** Start of Records shown **

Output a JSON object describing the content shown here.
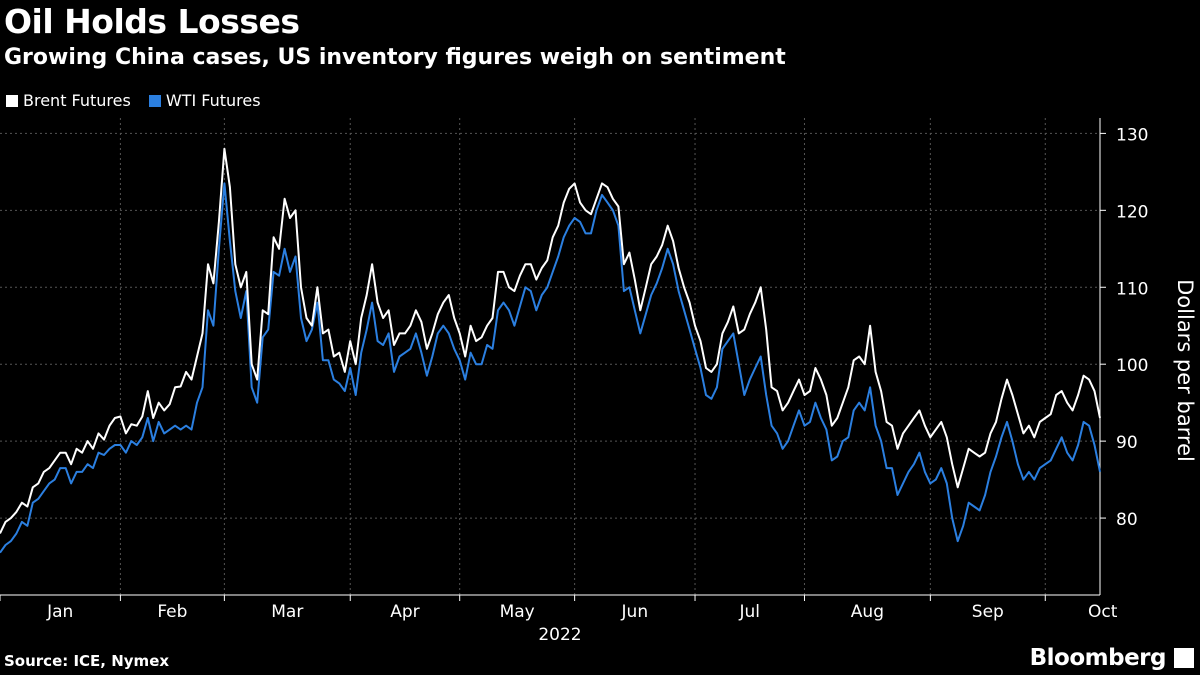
{
  "title": "Oil Holds Losses",
  "subtitle": "Growing China cases, US inventory figures weigh on sentiment",
  "source": "Source: ICE, Nymex",
  "brand": "Bloomberg",
  "colors": {
    "background": "#000000",
    "brent": "#ffffff",
    "wti": "#2b7fe0",
    "grid": "#555555"
  },
  "chart_data": {
    "type": "line",
    "title": "Oil Holds Losses",
    "subtitle": "Growing China cases, US inventory figures weigh on sentiment",
    "xlabel": "2022",
    "ylabel": "Dollars per barrel",
    "ylim": [
      70,
      132
    ],
    "yticks": [
      80,
      90,
      100,
      110,
      120,
      130
    ],
    "x_axis_year": "2022",
    "month_labels": [
      "Jan",
      "Feb",
      "Mar",
      "Apr",
      "May",
      "Jun",
      "Jul",
      "Aug",
      "Sep",
      "Oct"
    ],
    "month_tick_index": [
      0,
      22,
      41,
      64,
      84,
      105,
      127,
      147,
      170,
      191
    ],
    "legend": [
      "Brent Futures",
      "WTI Futures"
    ],
    "legend_position": "top-left",
    "grid": true,
    "series": [
      {
        "name": "Brent Futures",
        "values": [
          78.0,
          79.5,
          80.0,
          80.8,
          82.0,
          81.5,
          84.0,
          84.5,
          86.0,
          86.5,
          87.5,
          88.5,
          88.5,
          87.0,
          89.0,
          88.5,
          90.0,
          89.0,
          91.0,
          90.2,
          92.0,
          93.0,
          93.2,
          91.0,
          92.2,
          92.0,
          93.2,
          96.5,
          93.0,
          95.0,
          94.0,
          94.8,
          97.0,
          97.1,
          99.0,
          98.0,
          101.0,
          104.0,
          113.0,
          110.5,
          118.5,
          128.0,
          123.0,
          113.0,
          110.0,
          112.0,
          100.0,
          98.0,
          107.0,
          106.5,
          116.5,
          115.0,
          121.5,
          119.0,
          120.0,
          110.0,
          106.0,
          105.0,
          110.0,
          104.0,
          104.5,
          101.0,
          101.5,
          99.0,
          103.0,
          100.0,
          106.0,
          109.0,
          113.0,
          108.0,
          106.0,
          107.0,
          102.5,
          104.0,
          104.0,
          105.0,
          107.0,
          105.5,
          102.0,
          104.0,
          106.5,
          108.0,
          109.0,
          106.0,
          104.0,
          101.0,
          105.0,
          103.0,
          103.5,
          105.0,
          106.0,
          112.0,
          112.0,
          110.0,
          109.5,
          111.5,
          113.0,
          113.0,
          111.0,
          112.5,
          113.5,
          116.5,
          118.0,
          121.0,
          122.8,
          123.5,
          121.0,
          120.0,
          119.5,
          121.5,
          123.5,
          123.0,
          121.5,
          120.5,
          113.0,
          114.5,
          111.0,
          107.0,
          110.0,
          113.0,
          114.0,
          115.5,
          118.0,
          116.0,
          112.5,
          110.0,
          108.0,
          105.0,
          103.0,
          99.5,
          99.0,
          100.0,
          104.0,
          105.5,
          107.5,
          104.0,
          104.5,
          106.5,
          108.0,
          110.0,
          104.5,
          97.0,
          96.5,
          94.0,
          95.0,
          96.5,
          98.0,
          96.0,
          96.5,
          99.5,
          98.0,
          96.0,
          92.0,
          93.0,
          95.0,
          97.0,
          100.5,
          101.0,
          100.0,
          105.0,
          99.0,
          96.5,
          92.5,
          92.0,
          89.0,
          91.0,
          92.0,
          93.0,
          94.0,
          92.0,
          90.5,
          91.5,
          92.5,
          90.5,
          87.0,
          84.0,
          86.5,
          89.0,
          88.5,
          88.0,
          88.5,
          91.0,
          92.5,
          95.5,
          98.0,
          96.0,
          93.5,
          91.0,
          92.0,
          90.5,
          92.5,
          93.0,
          93.5,
          96.0,
          96.5,
          95.0,
          94.0,
          96.0,
          98.5,
          98.0,
          96.5,
          93.0
        ]
      },
      {
        "name": "WTI Futures",
        "values": [
          75.5,
          76.5,
          77.0,
          78.0,
          79.5,
          79.0,
          82.0,
          82.5,
          83.5,
          84.5,
          85.0,
          86.5,
          86.5,
          84.5,
          86.0,
          86.0,
          87.0,
          86.5,
          88.5,
          88.2,
          89.0,
          89.5,
          89.5,
          88.5,
          90.0,
          89.5,
          90.5,
          93.0,
          90.0,
          92.5,
          91.0,
          91.5,
          92.0,
          91.5,
          92.0,
          91.5,
          95.0,
          97.0,
          107.0,
          105.0,
          115.0,
          123.5,
          116.0,
          109.5,
          106.0,
          109.5,
          97.0,
          95.0,
          103.5,
          104.5,
          112.0,
          111.5,
          115.0,
          112.0,
          114.0,
          106.0,
          103.0,
          104.5,
          108.0,
          100.5,
          100.5,
          98.0,
          97.5,
          96.5,
          99.5,
          96.0,
          101.5,
          104.5,
          108.0,
          103.0,
          102.5,
          104.0,
          99.0,
          101.0,
          101.5,
          102.0,
          104.0,
          101.5,
          98.5,
          101.0,
          104.0,
          105.0,
          104.0,
          102.0,
          100.5,
          98.0,
          101.5,
          100.0,
          100.0,
          102.5,
          102.0,
          107.0,
          108.0,
          107.0,
          105.0,
          107.5,
          110.0,
          109.5,
          107.0,
          109.0,
          110.0,
          112.0,
          114.0,
          116.5,
          118.0,
          119.0,
          118.5,
          117.0,
          117.0,
          120.0,
          122.0,
          121.0,
          120.0,
          118.0,
          109.5,
          110.0,
          107.0,
          104.0,
          106.5,
          109.0,
          110.5,
          112.5,
          115.0,
          113.0,
          109.5,
          107.0,
          104.5,
          102.0,
          99.5,
          96.0,
          95.5,
          97.0,
          102.0,
          103.0,
          104.0,
          100.0,
          96.0,
          98.0,
          99.5,
          101.0,
          96.0,
          92.0,
          91.0,
          89.0,
          90.0,
          92.0,
          94.0,
          92.0,
          92.5,
          95.0,
          93.0,
          91.5,
          87.5,
          88.0,
          90.0,
          90.5,
          94.0,
          95.0,
          94.0,
          97.0,
          92.0,
          90.0,
          86.5,
          86.5,
          83.0,
          84.5,
          86.0,
          87.0,
          88.5,
          86.0,
          84.5,
          85.0,
          86.5,
          84.5,
          80.0,
          77.0,
          79.0,
          82.0,
          81.5,
          81.0,
          83.0,
          86.0,
          88.0,
          90.5,
          92.5,
          90.0,
          87.0,
          85.0,
          86.0,
          85.0,
          86.5,
          87.0,
          87.5,
          89.0,
          90.5,
          88.5,
          87.5,
          89.5,
          92.5,
          92.0,
          89.5,
          86.0
        ]
      }
    ]
  }
}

** End of Records shown **

• _What to do_
Copy out every line that includes the word "Futures".

• _Reply to the task_
      "Brent Futures",
      "WTI Futures"
        "name": "Brent Futures",
        "name": "WTI Futures",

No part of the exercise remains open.